>> START

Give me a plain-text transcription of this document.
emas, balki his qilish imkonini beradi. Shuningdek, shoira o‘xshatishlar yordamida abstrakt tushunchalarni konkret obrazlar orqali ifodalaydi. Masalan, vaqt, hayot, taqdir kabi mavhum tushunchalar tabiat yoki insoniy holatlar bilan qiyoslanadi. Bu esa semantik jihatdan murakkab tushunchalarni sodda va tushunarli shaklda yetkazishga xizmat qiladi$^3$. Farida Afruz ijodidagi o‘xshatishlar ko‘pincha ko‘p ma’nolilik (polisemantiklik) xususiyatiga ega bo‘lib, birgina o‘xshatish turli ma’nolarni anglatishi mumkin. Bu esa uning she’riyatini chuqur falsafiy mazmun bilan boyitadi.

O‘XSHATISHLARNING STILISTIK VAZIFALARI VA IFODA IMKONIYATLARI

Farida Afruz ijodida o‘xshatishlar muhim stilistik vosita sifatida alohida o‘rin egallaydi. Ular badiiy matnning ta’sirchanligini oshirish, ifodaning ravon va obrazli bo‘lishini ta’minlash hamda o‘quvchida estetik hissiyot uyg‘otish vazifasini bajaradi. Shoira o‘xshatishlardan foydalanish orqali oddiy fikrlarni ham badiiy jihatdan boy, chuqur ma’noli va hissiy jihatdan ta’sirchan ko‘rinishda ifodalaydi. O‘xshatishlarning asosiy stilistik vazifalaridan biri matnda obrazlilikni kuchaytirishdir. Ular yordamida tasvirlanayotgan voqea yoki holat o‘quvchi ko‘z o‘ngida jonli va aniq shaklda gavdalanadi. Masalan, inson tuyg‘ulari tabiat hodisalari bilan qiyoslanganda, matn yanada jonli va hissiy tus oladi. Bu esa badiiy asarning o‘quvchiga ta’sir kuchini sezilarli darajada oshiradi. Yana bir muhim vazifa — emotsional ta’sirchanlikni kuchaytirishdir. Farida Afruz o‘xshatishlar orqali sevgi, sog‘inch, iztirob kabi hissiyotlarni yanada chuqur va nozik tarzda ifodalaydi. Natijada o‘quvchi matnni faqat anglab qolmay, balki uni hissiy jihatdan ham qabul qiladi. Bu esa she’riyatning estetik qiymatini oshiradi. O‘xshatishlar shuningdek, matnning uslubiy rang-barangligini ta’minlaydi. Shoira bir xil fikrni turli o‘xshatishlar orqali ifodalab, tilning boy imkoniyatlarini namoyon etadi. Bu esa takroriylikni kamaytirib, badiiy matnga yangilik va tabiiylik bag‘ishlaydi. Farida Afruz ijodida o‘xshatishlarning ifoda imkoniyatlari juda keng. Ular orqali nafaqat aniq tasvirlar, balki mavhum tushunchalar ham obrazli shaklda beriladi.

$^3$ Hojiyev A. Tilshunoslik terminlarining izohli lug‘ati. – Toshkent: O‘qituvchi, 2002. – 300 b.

>> END

WHAT IS BEING ASKED
Output the listing above exactly as it appears.

WRITTEN SOLUTION
Give me a plain-text transcription of this document.
emas, balki his qilish imkonini beradi. Shuningdek, shoira o‘xshatishlar yordamida abstrakt tushunchalarni konkret obrazlar orqali ifodalaydi. Masalan, vaqt, hayot, taqdir kabi mavhum tushunchalar tabiat yoki insoniy holatlar bilan qiyoslanadi. Bu esa semantik jihatdan murakkab tushunchalarni sodda va tushunarli shaklda yetkazishga xizmat qiladi$^3$. Farida Afruz ijodidagi o‘xshatishlar ko‘pincha ko‘p ma’nolilik (polisemantiklik) xususiyatiga ega bo‘lib, birgina o‘xshatish turli ma’nolarni anglatishi mumkin. Bu esa uning she’riyatini chuqur falsafiy mazmun bilan boyitadi.

O‘XSHATISHLARNING STILISTIK VAZIFALARI VA IFODA IMKONIYATLARI

Farida Afruz ijodida o‘xshatishlar muhim stilistik vosita sifatida alohida o‘rin egallaydi. Ular badiiy matnning ta’sirchanligini oshirish, ifodaning ravon va obrazli bo‘lishini ta’minlash hamda o‘quvchida estetik hissiyot uyg‘otish vazifasini bajaradi. Shoira o‘xshatishlardan foydalanish orqali oddiy fikrlarni ham badiiy jihatdan boy, chuqur ma’noli va hissiy jihatdan ta’sirchan ko‘rinishda ifodalaydi. O‘xshatishlarning asosiy stilistik vazifalaridan biri matnda obrazlilikni kuchaytirishdir. Ular yordamida tasvirlanayotgan voqea yoki holat o‘quvchi ko‘z o‘ngida jonli va aniq shaklda gavdalanadi. Masalan, inson tuyg‘ulari tabiat hodisalari bilan qiyoslanganda, matn yanada jonli va hissiy tus oladi. Bu esa badiiy asarning o‘quvchiga ta’sir kuchini sezilarli darajada oshiradi. Yana bir muhim vazifa — emotsional ta’sirchanlikni kuchaytirishdir. Farida Afruz o‘xshatishlar orqali sevgi, sog‘inch, iztirob kabi hissiyotlarni yanada chuqur va nozik tarzda ifodalaydi. Natijada o‘quvchi matnni faqat anglab qolmay, balki uni hissiy jihatdan ham qabul qiladi. Bu esa she’riyatning estetik qiymatini oshiradi. O‘xshatishlar shuningdek, matnning uslubiy rang-barangligini ta’minlaydi. Shoira bir xil fikrni turli o‘xshatishlar orqali ifodalab, tilning boy imkoniyatlarini namoyon etadi. Bu esa takroriylikni kamaytirib, badiiy matnga yangilik va tabiiylik bag‘ishlaydi. Farida Afruz ijodida o‘xshatishlarning ifoda imkoniyatlari juda keng. Ular orqali nafaqat aniq tasvirlar, balki mavhum tushunchalar ham obrazli shaklda beriladi.

$^3$ Hojiyev A. Tilshunoslik terminlarining izohli lug‘ati. – Toshkent: O‘qituvchi, 2002. – 300 b.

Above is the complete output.